Extracted data entries:

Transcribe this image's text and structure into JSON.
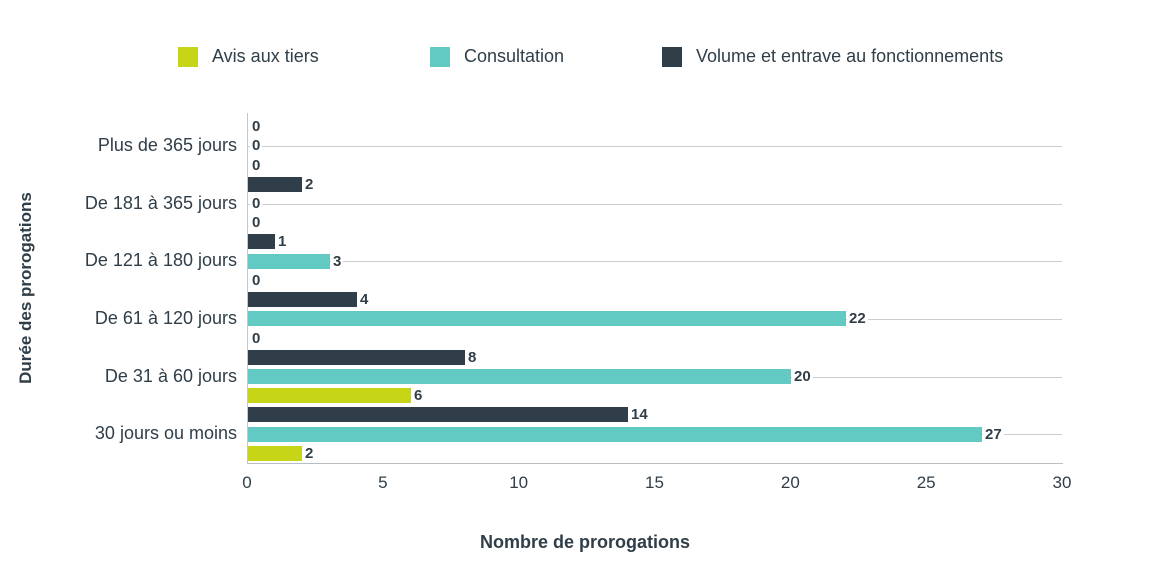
{
  "chart_data": {
    "type": "bar",
    "orientation": "horizontal",
    "title": "",
    "xlabel": "Nombre de prorogations",
    "ylabel": "Durée des prorogations",
    "xlim": [
      0,
      30
    ],
    "xticks": [
      0,
      5,
      10,
      15,
      20,
      25,
      30
    ],
    "grid": true,
    "legend_position": "top",
    "categories": [
      "Plus de 365 jours",
      "De 181 à 365 jours",
      "De 121 à 180 jours",
      "De 61 à 120 jours",
      "De 31 à 60 jours",
      "30 jours ou moins"
    ],
    "series": [
      {
        "name": "Avis aux tiers",
        "color": "#c6d616",
        "values": [
          0,
          0,
          0,
          0,
          6,
          2
        ]
      },
      {
        "name": "Consultation",
        "color": "#63c9c3",
        "values": [
          0,
          0,
          3,
          22,
          20,
          27
        ]
      },
      {
        "name": "Volume et entrave au fonctionnements",
        "color": "#2f3e49",
        "values": [
          0,
          2,
          1,
          4,
          8,
          14
        ]
      }
    ],
    "row_order_top_to_bottom": [
      "Volume et entrave au fonctionnements",
      "Consultation",
      "Avis aux tiers"
    ]
  },
  "colors": {
    "text": "#2f3e48",
    "gridline": "#c9cdd1",
    "axis_line": "#c2c7cb",
    "background": "#ffffff"
  }
}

_Work required:_ Repeat the material above in full and unchanged, minus its images.

_Answer to the task:_
Transcribe this image's text and structure into JSON.
{
  "chart_data": {
    "type": "bar",
    "orientation": "horizontal",
    "title": "",
    "xlabel": "Nombre de prorogations",
    "ylabel": "Durée des prorogations",
    "xlim": [
      0,
      30
    ],
    "xticks": [
      0,
      5,
      10,
      15,
      20,
      25,
      30
    ],
    "grid": true,
    "legend_position": "top",
    "categories": [
      "Plus de 365 jours",
      "De 181 à 365 jours",
      "De 121 à 180 jours",
      "De 61 à 120 jours",
      "De 31 à 60 jours",
      "30 jours ou moins"
    ],
    "series": [
      {
        "name": "Avis aux tiers",
        "color": "#c6d616",
        "values": [
          0,
          0,
          0,
          0,
          6,
          2
        ]
      },
      {
        "name": "Consultation",
        "color": "#63c9c3",
        "values": [
          0,
          0,
          3,
          22,
          20,
          27
        ]
      },
      {
        "name": "Volume et entrave au fonctionnements",
        "color": "#2f3e49",
        "values": [
          0,
          2,
          1,
          4,
          8,
          14
        ]
      }
    ],
    "row_order_top_to_bottom": [
      "Volume et entrave au fonctionnements",
      "Consultation",
      "Avis aux tiers"
    ]
  },
  "colors": {
    "text": "#2f3e48",
    "gridline": "#c9cdd1",
    "axis_line": "#c2c7cb",
    "background": "#ffffff"
  }
}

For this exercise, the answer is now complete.